**Text segment**
----------------------------------------
On the other hand, in highly complex situations, more elements need to be observed, processed, and potentially communicated about in order to coordinate between man and machine. There may be a likelihood that the tasks cannot be as easily divided in high complexity and high dynamic situations as in low complex and low dynamic situations. We may posit that increased interdependence among coordinating elements in an extended socio-technical multiteam (Luciano et al. 2020) that includes non-human actors leads to increased coordination requirements on the boundary of this arrangement. As the degree of interdependence between entities increases, the need to process more information increases. In such situations, HAT designs that rely on feedback should function better, and MI and, perhaps, even more COAD could be chosen rather than LOA. A dominant feedback (e.g., threat-based model) coordination mechanism based on a high degree of reactive feedback and operator-based assignment of authority will promote this type of arrangement (informal control).

In other words, there may be trade-offs between the HAT designs. To compensate for the trade-offs using the different HAT designs in concert could be a solution. An integrated information model of fully integrating feedforward and feedback with a goal generator (e.g., an adaptive route planner) will promote this evolution (formal and informal) adjusting who coordinates based on both (pre-programmed) role and (individually and situated selection of) operator most suitable to mitigate any gap of authority (Johnson et al. 2018). For example, MI (and/or COAD) could be used together with dynamic LOA levels (Petousakis et al. 2021; Schmitt et al. 2018; Lindner et al. 2022). Comment on Miller and Parasuraman (2007) could be used to ensure predictability in a COAD design. In this way, planned and emergent activities could be joined.

On this background, the purpose of this article is to elucidate the following research question: How do different HAT designs contribute to support the coordination of task under various environmental characteristics? In this article, we thus discuss how HAT designs, specifically levels of automation, mixed initiative, and coactive design, may support changes to the workflow between man and machine in a military mission (Fitts and Jones 1947; Sheridan and Verplank 1978; Parasuraman et al. 2000), due to different environmental characteristics. This article thus explores some parts of a research gap identified by O’Neill et al. (2022) who call for investigating the role of different task conditions for HAT designs. We do so by focusing on certain characteristics of the task environment. We also build on and extend the prior work that we have done on HAT designs. In a 2021 paper, we discussed the prospect of HAT teaming in the context of unmanned combat aircrafts collaborating with fighter jets. Stensrud et al. (2021) indicated that the dynamic of tasks would influence the type of coordination between human and non-human entities requiring a mix of formal and informal mechanisms, but here, we add the influence of environmental complexity and look upon a less controllable empirical setting. We discuss a use case building on prior empirical and conceptual work that we and others (Hamstra et al. 2019; Frey et al. 2018) have done regarding F-35 and loyal wingman, employing different AI/ML modes, an unmanned drone (e.g., Stensrud et al. 2020; Stensrud et al. 2021; Stensrud and Valaker 2022). Finally, we discuss future research and practical implications. In particular, we consider experimental designs as well as potential for simulation to support the analysis of the coordination schemes.
----------------------------------------
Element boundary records
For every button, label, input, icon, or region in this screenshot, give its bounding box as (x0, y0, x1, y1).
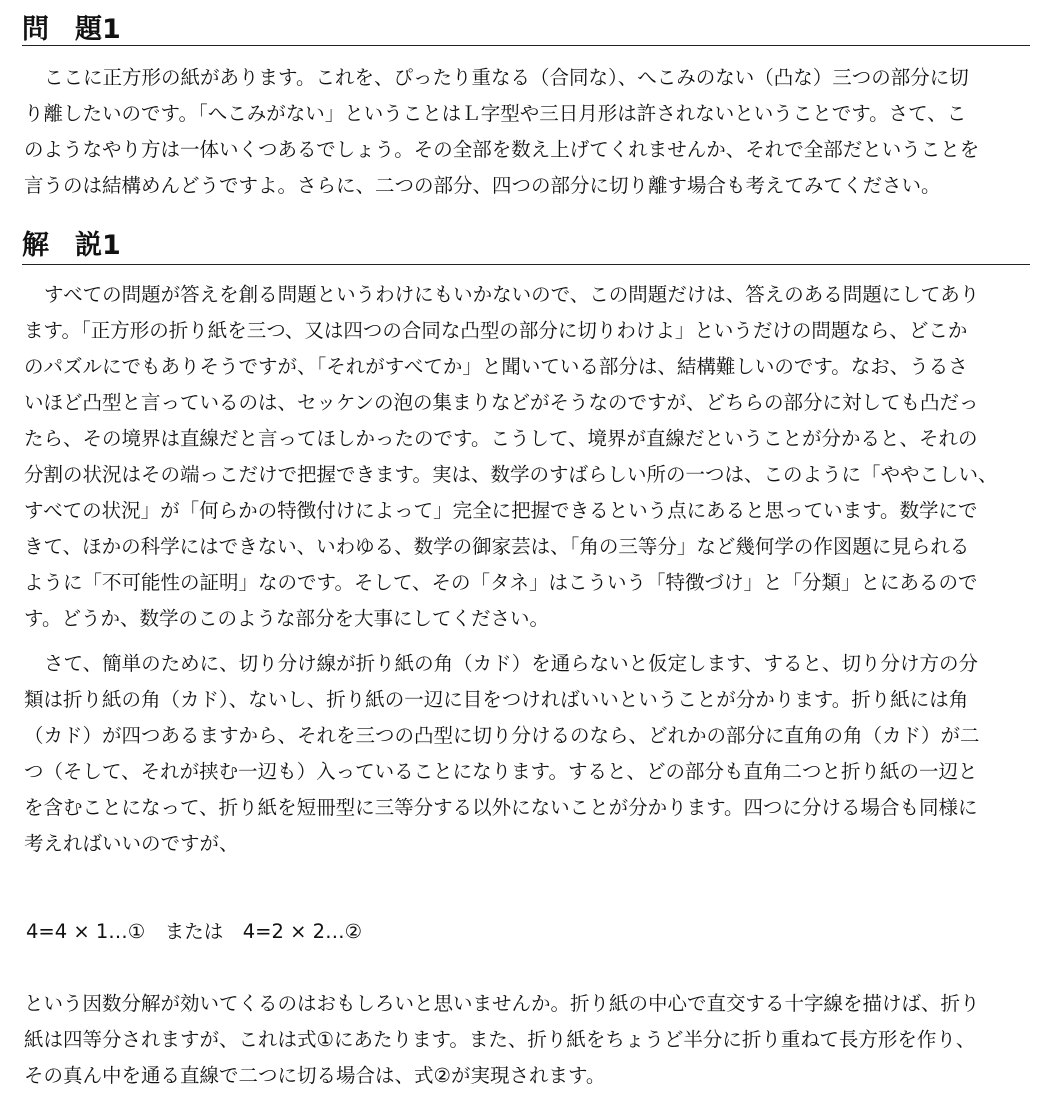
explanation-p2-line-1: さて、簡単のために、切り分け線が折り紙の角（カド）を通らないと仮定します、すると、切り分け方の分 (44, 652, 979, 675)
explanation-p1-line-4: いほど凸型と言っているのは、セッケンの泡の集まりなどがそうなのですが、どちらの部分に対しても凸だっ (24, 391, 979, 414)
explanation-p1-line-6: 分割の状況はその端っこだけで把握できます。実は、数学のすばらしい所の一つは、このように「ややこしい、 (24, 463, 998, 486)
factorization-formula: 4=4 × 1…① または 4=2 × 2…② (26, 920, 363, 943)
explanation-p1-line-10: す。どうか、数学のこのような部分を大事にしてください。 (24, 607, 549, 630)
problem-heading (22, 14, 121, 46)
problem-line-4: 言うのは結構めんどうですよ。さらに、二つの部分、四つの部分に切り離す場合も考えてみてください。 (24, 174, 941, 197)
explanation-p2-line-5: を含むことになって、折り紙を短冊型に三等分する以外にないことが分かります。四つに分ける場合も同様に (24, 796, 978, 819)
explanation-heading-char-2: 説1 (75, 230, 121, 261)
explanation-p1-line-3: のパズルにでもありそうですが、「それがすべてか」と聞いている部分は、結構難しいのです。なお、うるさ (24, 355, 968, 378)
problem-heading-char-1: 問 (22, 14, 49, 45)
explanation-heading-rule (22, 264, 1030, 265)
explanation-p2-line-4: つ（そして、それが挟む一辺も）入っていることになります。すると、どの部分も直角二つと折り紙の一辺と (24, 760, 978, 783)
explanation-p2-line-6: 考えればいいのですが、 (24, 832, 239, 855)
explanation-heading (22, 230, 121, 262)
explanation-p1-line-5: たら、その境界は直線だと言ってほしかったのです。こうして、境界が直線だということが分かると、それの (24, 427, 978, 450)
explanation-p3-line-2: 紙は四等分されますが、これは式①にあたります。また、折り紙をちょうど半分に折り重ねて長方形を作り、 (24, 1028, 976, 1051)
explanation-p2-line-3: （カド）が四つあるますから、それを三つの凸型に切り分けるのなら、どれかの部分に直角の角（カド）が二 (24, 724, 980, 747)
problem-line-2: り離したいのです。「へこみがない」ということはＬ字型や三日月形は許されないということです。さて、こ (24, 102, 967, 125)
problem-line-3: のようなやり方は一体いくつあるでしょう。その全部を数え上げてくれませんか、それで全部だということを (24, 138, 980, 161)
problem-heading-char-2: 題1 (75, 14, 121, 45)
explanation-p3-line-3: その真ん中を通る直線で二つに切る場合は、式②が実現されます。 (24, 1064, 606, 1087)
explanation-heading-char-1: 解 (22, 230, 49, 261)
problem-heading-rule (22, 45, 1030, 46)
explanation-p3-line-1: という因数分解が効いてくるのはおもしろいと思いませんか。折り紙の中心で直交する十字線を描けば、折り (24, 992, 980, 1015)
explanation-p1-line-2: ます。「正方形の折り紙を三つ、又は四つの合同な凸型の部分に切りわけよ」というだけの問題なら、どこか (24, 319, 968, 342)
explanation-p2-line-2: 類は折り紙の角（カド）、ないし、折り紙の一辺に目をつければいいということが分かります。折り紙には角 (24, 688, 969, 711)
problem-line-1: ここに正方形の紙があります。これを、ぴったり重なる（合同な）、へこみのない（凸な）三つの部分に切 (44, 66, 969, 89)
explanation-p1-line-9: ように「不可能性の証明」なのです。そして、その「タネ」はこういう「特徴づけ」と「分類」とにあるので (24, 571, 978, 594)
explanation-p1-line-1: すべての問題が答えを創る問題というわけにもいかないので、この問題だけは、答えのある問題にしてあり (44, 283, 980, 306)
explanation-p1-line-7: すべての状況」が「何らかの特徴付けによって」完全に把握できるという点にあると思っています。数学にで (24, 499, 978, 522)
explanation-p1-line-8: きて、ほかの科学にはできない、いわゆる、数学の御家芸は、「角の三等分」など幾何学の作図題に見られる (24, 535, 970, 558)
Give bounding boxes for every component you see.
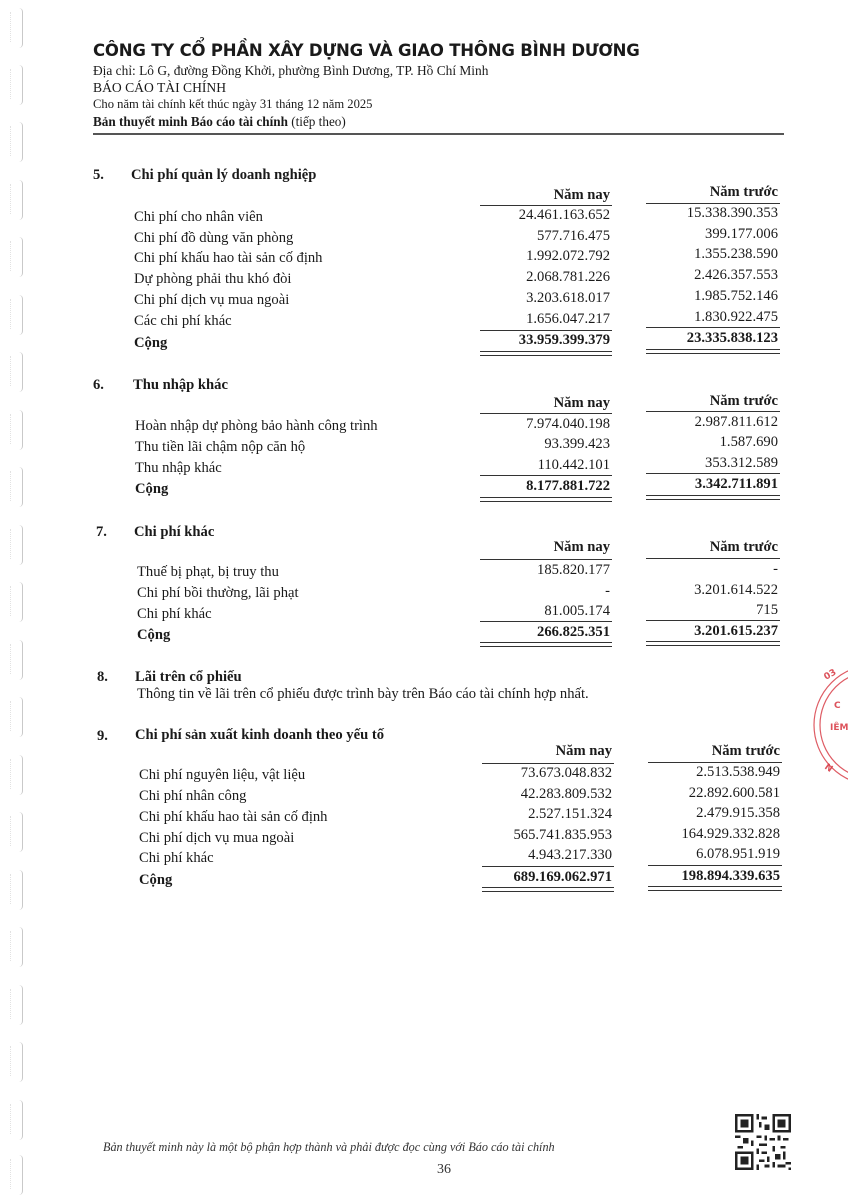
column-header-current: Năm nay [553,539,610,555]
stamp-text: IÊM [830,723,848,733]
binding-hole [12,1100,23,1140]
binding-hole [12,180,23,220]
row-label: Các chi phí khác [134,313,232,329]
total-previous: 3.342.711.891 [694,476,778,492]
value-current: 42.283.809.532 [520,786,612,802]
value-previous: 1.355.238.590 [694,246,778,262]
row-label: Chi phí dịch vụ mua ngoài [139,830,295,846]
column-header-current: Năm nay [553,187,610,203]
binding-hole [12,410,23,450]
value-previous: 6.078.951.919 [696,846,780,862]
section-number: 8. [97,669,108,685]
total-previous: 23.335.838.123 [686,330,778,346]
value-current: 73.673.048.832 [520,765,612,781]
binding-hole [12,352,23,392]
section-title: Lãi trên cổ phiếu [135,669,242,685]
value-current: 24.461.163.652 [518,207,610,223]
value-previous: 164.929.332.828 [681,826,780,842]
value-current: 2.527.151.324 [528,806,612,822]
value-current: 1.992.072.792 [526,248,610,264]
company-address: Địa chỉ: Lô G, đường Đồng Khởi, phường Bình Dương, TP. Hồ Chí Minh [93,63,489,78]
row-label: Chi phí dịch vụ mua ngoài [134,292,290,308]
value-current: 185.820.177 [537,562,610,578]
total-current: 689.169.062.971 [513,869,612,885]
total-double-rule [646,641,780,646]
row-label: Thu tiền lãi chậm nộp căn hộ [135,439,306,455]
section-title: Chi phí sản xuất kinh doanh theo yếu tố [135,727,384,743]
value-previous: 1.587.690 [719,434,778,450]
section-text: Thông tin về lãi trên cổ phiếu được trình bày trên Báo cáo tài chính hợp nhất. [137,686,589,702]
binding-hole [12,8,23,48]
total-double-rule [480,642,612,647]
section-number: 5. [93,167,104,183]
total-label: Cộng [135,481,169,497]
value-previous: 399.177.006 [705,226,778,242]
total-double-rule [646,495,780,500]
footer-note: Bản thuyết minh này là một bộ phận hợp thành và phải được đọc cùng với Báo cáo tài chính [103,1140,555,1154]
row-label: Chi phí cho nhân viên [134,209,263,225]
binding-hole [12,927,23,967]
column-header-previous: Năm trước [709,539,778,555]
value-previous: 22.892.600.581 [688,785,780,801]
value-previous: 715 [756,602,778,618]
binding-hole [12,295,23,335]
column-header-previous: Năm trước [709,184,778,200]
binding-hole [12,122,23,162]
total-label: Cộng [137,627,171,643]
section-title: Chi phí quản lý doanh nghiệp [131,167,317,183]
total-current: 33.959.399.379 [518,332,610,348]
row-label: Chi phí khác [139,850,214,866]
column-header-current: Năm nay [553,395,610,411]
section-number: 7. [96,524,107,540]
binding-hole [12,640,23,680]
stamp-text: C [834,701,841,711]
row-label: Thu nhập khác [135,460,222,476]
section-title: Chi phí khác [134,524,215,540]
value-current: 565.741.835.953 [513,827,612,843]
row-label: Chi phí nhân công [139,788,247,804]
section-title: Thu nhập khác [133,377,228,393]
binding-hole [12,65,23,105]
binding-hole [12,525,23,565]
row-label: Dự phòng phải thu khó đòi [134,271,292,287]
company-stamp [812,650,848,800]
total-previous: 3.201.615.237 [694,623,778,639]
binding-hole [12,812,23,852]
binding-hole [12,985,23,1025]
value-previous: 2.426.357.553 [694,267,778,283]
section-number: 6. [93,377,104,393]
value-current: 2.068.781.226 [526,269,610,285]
----------------------------------------
**Set tasks**
1) For each statement below, say whether it agrees with the passage on HAT designs. Answer yes or no and quote the words from the passage that decide it. (a) The use case discussed in the article concerns the F-35 and a loyal wingman. (b) The 2021 paper discussed unmanned combat aircraft collaborating with helicopters. (c) The passage suggests that tasks may be divided more easily in high complexity and high dynamic situations than in low complex and low dynamic ones.
2) Repeat word for word the part of the passage on HAT designs from "In other words, there" to "could be joined.".
These records have no connection to the passage on HAT designs.

**Outputs in order**
1)
(a) Yes: "regarding F-35 and loyal wingman"
(b) No: "unmanned combat aircrafts collaborating with fighter jets"
(c) No: "the tasks cannot be as easily divided in high complexity and high dynamic situations as in low complex and low dynamic situations"

2)
In other words, there may be trade-offs between the HAT designs. To compensate for the trade-offs using the different HAT designs in concert could be a solution. An integrated information model of fully integrating feedforward and feedback with a goal generator (e.g., an adaptive route planner) will promote this evolution (formal and informal) adjusting who coordinates based on both (pre-programmed) role and (individually and situated selection of) operator most suitable to mitigate any gap of authority (Johnson et al. 2018). For example, MI (and/or COAD) could be used together with dynamic LOA levels (Petousakis et al. 2021; Schmitt et al. 2018; Lindner et al. 2022). Comment on Miller and Parasuraman (2007) could be used to ensure predictability in a COAD design. In this way, planned and emergent activities could be joined.